━━ Data for the task

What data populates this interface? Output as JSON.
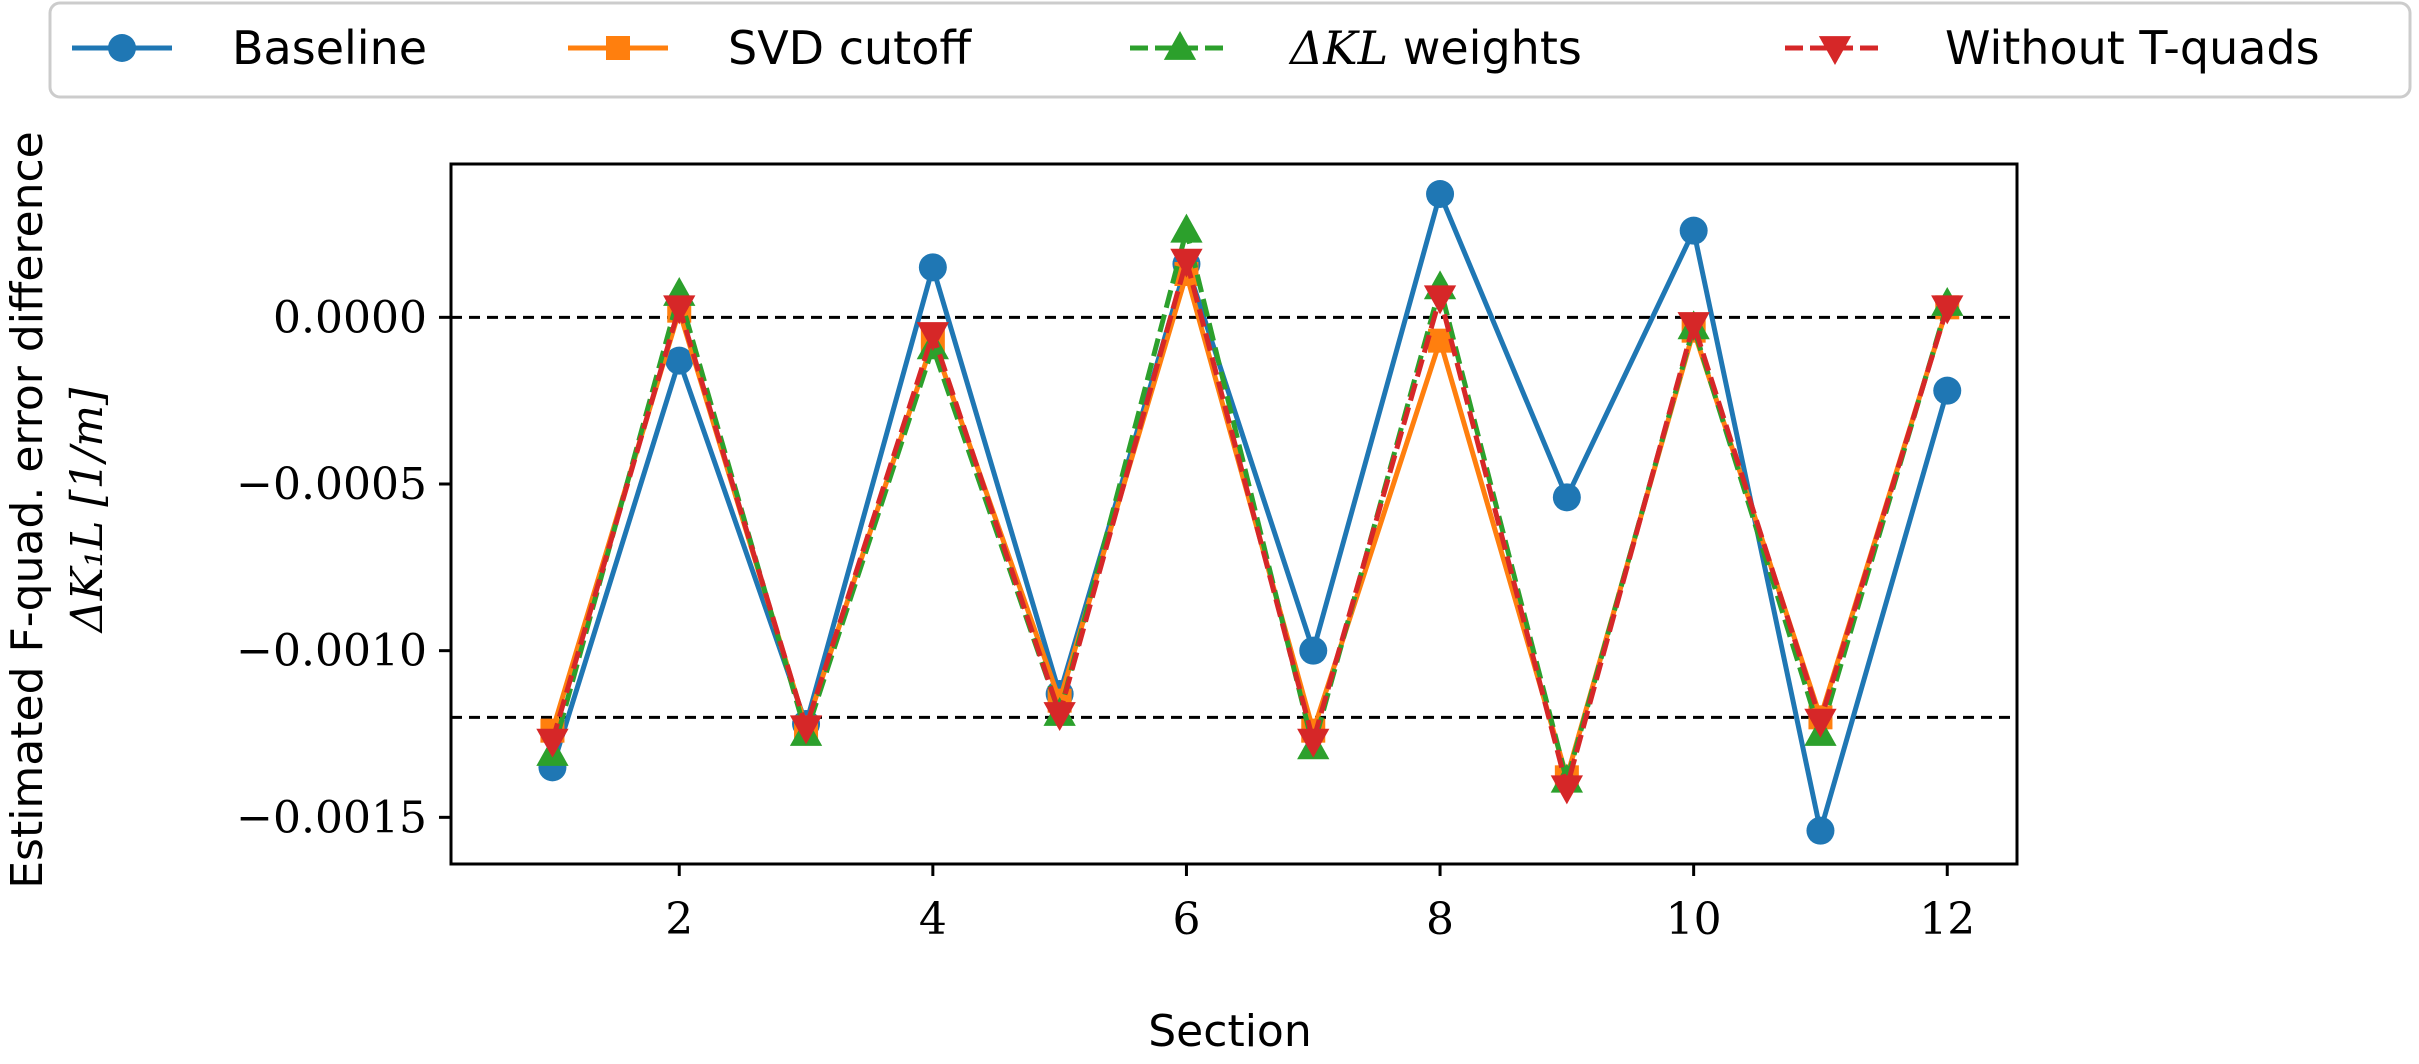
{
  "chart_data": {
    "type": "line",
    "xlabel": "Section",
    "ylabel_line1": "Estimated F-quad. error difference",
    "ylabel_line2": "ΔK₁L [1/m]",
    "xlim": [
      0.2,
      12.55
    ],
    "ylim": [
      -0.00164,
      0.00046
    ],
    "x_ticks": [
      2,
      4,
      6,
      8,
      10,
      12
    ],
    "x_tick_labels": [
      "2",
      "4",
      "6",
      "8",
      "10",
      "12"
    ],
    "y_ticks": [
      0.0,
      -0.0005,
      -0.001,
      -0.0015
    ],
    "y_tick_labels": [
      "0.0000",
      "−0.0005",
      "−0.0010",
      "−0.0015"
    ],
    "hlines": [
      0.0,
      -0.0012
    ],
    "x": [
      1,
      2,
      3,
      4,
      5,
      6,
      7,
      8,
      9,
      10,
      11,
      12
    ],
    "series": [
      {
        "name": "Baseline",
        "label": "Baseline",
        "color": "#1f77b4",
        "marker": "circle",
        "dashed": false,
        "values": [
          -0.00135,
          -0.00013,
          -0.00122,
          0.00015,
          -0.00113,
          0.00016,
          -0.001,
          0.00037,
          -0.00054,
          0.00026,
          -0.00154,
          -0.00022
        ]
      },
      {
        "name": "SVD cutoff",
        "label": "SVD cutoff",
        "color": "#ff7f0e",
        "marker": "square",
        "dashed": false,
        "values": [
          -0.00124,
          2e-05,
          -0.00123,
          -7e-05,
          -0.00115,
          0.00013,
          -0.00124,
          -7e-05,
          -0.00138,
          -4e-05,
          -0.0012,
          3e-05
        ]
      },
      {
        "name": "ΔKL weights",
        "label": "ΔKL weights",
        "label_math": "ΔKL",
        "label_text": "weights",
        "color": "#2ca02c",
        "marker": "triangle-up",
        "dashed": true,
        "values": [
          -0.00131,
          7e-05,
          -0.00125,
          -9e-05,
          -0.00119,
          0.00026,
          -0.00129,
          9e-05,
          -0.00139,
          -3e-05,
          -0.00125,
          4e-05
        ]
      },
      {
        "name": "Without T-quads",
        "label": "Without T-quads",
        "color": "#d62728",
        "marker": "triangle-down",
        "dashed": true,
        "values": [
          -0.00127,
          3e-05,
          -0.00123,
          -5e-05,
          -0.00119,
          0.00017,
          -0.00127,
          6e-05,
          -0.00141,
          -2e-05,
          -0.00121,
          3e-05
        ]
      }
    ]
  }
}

━━━━
━━ Data for the task

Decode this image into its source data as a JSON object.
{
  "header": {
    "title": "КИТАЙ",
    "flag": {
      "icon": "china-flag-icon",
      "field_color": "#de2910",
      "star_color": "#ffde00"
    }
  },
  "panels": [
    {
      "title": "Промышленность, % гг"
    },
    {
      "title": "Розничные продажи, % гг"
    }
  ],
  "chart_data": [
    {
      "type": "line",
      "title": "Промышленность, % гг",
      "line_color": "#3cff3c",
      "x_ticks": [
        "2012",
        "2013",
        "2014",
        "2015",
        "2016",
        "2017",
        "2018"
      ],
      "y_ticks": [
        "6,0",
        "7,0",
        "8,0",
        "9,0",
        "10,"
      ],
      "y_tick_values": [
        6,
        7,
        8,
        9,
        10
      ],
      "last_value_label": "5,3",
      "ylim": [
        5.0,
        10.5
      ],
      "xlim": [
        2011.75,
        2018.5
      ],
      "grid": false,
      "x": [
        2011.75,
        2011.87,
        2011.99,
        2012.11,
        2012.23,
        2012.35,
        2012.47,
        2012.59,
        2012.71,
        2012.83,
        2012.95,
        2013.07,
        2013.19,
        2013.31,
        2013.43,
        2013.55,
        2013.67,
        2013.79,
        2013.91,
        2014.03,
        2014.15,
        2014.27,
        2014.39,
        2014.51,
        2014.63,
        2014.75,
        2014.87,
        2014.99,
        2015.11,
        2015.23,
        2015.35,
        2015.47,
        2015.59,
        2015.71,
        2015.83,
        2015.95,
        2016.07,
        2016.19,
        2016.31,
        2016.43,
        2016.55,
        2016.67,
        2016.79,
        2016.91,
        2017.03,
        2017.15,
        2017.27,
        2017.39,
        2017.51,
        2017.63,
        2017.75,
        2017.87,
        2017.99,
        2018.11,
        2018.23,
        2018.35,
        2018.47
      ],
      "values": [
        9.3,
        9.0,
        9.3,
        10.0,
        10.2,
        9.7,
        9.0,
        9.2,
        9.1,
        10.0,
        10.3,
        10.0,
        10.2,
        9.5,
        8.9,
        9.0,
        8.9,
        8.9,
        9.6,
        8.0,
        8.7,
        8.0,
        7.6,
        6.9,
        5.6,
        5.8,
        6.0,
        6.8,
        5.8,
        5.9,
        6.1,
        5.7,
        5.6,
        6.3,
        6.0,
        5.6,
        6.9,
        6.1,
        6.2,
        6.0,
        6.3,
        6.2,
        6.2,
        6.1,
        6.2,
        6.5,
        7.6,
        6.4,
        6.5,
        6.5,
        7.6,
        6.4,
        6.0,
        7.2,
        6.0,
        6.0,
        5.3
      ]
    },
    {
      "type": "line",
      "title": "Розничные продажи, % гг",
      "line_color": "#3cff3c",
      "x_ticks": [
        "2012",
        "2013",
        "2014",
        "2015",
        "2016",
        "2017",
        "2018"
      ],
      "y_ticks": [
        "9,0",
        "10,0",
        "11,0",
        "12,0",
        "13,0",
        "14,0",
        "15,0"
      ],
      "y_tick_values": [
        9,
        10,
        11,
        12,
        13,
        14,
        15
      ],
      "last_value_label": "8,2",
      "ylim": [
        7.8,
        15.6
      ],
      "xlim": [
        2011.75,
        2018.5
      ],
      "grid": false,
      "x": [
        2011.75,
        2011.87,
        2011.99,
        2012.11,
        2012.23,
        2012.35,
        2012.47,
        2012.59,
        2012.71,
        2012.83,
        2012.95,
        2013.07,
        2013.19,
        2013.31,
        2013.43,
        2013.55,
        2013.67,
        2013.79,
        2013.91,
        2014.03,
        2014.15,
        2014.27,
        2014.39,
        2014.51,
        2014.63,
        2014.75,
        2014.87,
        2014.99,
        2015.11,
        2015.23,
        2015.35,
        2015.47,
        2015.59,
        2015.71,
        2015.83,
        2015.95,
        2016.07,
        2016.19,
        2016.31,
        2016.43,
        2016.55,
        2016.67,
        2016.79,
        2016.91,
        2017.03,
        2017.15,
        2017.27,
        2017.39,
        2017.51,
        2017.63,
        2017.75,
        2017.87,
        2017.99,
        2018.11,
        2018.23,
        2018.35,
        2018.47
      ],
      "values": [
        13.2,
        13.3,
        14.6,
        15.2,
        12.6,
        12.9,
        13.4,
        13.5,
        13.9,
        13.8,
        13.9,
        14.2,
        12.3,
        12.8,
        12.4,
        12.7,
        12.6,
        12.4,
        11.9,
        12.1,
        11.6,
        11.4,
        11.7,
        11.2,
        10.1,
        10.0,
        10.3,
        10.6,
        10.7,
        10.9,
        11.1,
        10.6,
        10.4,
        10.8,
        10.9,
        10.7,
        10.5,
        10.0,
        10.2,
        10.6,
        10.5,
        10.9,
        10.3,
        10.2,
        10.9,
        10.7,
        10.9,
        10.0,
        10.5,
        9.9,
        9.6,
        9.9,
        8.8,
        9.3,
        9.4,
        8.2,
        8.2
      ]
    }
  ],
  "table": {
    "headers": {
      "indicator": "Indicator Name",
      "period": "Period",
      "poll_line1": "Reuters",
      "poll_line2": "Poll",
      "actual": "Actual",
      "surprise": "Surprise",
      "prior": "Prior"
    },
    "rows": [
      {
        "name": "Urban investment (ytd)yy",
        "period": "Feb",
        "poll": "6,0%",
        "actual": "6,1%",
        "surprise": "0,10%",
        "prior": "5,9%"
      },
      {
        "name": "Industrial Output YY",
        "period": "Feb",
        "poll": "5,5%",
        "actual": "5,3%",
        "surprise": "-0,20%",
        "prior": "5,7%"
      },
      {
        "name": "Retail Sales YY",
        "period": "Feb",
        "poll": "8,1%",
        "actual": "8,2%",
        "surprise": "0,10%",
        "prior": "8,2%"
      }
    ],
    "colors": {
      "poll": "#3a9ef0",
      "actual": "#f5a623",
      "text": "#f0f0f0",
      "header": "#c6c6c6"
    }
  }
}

━━━━
━━ Data for the task

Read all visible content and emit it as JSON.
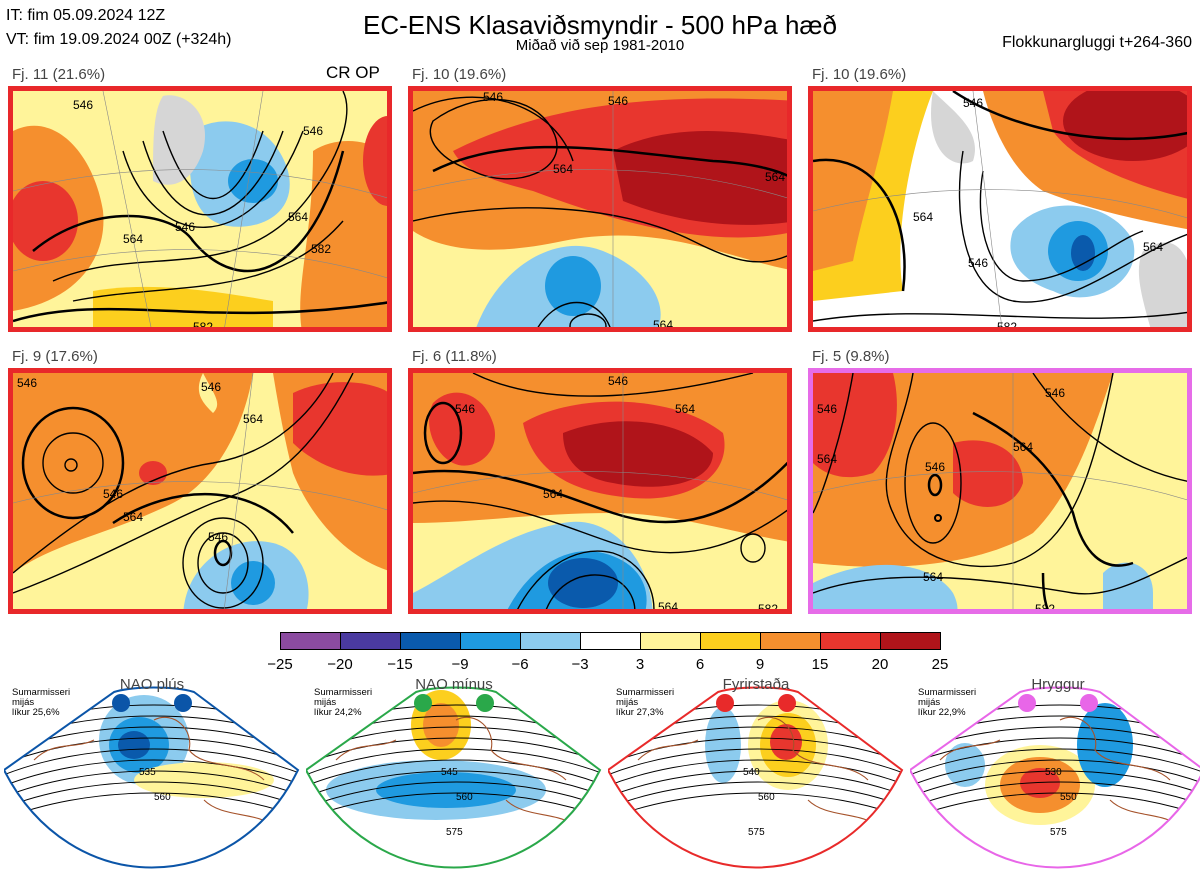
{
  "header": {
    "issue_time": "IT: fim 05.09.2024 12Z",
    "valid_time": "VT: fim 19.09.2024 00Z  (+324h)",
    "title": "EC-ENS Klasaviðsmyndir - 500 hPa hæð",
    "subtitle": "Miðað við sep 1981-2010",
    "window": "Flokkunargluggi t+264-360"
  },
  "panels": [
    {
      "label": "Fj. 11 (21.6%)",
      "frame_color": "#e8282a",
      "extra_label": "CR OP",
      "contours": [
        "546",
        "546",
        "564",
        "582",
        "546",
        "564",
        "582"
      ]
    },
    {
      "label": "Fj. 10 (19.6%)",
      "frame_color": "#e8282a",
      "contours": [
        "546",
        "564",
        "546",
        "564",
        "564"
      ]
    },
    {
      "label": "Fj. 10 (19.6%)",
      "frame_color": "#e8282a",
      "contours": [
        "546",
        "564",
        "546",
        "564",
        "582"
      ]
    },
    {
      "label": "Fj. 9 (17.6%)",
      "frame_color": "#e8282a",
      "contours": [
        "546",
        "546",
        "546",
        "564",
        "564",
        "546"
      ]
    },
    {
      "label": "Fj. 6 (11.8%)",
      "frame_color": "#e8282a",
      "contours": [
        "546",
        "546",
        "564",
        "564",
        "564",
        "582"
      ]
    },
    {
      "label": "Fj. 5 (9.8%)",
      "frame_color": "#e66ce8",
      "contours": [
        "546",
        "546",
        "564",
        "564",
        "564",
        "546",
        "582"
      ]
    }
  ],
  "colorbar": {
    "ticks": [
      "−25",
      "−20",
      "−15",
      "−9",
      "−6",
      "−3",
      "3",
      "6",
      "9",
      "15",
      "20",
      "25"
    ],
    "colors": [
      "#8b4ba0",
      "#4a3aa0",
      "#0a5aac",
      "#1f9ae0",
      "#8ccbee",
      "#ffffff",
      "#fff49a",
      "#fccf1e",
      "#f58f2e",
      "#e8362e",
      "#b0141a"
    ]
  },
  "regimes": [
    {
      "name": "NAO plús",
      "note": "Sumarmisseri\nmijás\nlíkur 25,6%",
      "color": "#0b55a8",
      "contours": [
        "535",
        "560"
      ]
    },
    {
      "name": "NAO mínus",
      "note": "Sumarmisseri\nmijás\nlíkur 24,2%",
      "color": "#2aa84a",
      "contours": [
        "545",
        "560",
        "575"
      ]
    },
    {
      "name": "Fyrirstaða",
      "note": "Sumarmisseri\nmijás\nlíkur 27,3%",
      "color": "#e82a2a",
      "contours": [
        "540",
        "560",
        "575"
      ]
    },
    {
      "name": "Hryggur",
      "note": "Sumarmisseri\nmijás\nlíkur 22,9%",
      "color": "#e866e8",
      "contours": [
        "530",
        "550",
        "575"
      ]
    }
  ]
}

━━━━

- What the task asks
Find the word "surprise" in the data and show each line that holds it.

- Output
      "surprise": "Surprise",
        "surprise": "0,10%",
        "surprise": "-0,20%",
        "surprise": "0,10%",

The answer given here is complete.